__Short problem__
Below is some material; transcribe all of it exactly.

[Saved entries]
__________________________________________________

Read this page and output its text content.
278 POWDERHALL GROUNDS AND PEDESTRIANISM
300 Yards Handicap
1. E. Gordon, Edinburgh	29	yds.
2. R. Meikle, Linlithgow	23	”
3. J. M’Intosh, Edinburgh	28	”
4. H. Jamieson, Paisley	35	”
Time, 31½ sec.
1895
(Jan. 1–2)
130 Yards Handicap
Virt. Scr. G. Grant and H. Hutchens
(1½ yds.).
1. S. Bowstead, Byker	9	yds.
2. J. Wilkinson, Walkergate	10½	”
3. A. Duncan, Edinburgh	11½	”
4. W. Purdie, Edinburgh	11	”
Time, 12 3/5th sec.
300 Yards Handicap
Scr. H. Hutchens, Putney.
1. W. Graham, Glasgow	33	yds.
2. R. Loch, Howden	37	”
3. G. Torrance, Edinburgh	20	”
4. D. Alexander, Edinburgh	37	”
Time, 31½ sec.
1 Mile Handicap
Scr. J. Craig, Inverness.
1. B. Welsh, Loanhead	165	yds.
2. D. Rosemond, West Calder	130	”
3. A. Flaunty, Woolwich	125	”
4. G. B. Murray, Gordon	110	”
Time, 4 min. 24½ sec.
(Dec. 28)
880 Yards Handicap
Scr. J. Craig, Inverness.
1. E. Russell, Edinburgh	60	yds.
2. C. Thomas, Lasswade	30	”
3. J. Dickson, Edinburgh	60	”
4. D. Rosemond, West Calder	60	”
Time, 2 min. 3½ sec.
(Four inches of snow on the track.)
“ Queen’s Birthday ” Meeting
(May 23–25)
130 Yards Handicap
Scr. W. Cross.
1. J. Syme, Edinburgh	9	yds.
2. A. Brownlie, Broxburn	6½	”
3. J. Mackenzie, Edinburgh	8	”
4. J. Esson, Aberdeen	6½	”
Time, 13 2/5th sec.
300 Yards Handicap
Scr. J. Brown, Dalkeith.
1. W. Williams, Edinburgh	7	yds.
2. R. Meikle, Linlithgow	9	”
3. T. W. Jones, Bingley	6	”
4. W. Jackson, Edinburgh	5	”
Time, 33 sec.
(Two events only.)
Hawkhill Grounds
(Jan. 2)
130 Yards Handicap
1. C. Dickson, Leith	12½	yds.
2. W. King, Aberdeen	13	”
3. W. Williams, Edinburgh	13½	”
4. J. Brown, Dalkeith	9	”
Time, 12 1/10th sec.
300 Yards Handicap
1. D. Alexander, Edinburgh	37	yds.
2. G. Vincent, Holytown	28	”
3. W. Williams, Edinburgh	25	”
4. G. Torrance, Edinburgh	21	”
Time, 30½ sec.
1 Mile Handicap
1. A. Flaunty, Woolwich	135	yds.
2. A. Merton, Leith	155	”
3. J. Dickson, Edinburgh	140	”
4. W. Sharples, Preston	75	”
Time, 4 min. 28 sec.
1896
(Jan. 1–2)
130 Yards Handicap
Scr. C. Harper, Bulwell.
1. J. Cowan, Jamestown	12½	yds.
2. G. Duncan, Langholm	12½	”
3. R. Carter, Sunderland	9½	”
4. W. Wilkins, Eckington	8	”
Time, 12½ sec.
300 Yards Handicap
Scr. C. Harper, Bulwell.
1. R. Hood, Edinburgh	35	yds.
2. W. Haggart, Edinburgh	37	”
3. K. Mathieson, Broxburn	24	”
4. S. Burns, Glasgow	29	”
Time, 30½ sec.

__________________________________________________

__Exercise solution__
Read this page and output its text content.
278 POWDERHALL GROUNDS AND PEDESTRIANISM
300 Yards Handicap
1. E. Gordon, Edinburgh	29	yds.
2. R. Meikle, Linlithgow	23	”
3. J. M’Intosh, Edinburgh	28	”
4. H. Jamieson, Paisley	35	”
Time, 31½ sec.
1895
(Jan. 1–2)
130 Yards Handicap
Virt. Scr. G. Grant and H. Hutchens
(1½ yds.).
1. S. Bowstead, Byker	9	yds.
2. J. Wilkinson, Walkergate	10½	”
3. A. Duncan, Edinburgh	11½	”
4. W. Purdie, Edinburgh	11	”
Time, 12 3/5th sec.
300 Yards Handicap
Scr. H. Hutchens, Putney.
1. W. Graham, Glasgow	33	yds.
2. R. Loch, Howden	37	”
3. G. Torrance, Edinburgh	20	”
4. D. Alexander, Edinburgh	37	”
Time, 31½ sec.
1 Mile Handicap
Scr. J. Craig, Inverness.
1. B. Welsh, Loanhead	165	yds.
2. D. Rosemond, West Calder	130	”
3. A. Flaunty, Woolwich	125	”
4. G. B. Murray, Gordon	110	”
Time, 4 min. 24½ sec.
(Dec. 28)
880 Yards Handicap
Scr. J. Craig, Inverness.
1. E. Russell, Edinburgh	60	yds.
2. C. Thomas, Lasswade	30	”
3. J. Dickson, Edinburgh	60	”
4. D. Rosemond, West Calder	60	”
Time, 2 min. 3½ sec.
(Four inches of snow on the track.)
“ Queen’s Birthday ” Meeting
(May 23–25)
130 Yards Handicap
Scr. W. Cross.
1. J. Syme, Edinburgh	9	yds.
2. A. Brownlie, Broxburn	6½	”
3. J. Mackenzie, Edinburgh	8	”
4. J. Esson, Aberdeen	6½	”
Time, 13 2/5th sec.
300 Yards Handicap
Scr. J. Brown, Dalkeith.
1. W. Williams, Edinburgh	7	yds.
2. R. Meikle, Linlithgow	9	”
3. T. W. Jones, Bingley	6	”
4. W. Jackson, Edinburgh	5	”
Time, 33 sec.
(Two events only.)
Hawkhill Grounds
(Jan. 2)
130 Yards Handicap
1. C. Dickson, Leith	12½	yds.
2. W. King, Aberdeen	13	”
3. W. Williams, Edinburgh	13½	”
4. J. Brown, Dalkeith	9	”
Time, 12 1/10th sec.
300 Yards Handicap
1. D. Alexander, Edinburgh	37	yds.
2. G. Vincent, Holytown	28	”
3. W. Williams, Edinburgh	25	”
4. G. Torrance, Edinburgh	21	”
Time, 30½ sec.
1 Mile Handicap
1. A. Flaunty, Woolwich	135	yds.
2. A. Merton, Leith	155	”
3. J. Dickson, Edinburgh	140	”
4. W. Sharples, Preston	75	”
Time, 4 min. 28 sec.
1896
(Jan. 1–2)
130 Yards Handicap
Scr. C. Harper, Bulwell.
1. J. Cowan, Jamestown	12½	yds.
2. G. Duncan, Langholm	12½	”
3. R. Carter, Sunderland	9½	”
4. W. Wilkins, Eckington	8	”
Time, 12½ sec.
300 Yards Handicap
Scr. C. Harper, Bulwell.
1. R. Hood, Edinburgh	35	yds.
2. W. Haggart, Edinburgh	37	”
3. K. Mathieson, Broxburn	24	”
4. S. Burns, Glasgow	29	”
Time, 30½ sec.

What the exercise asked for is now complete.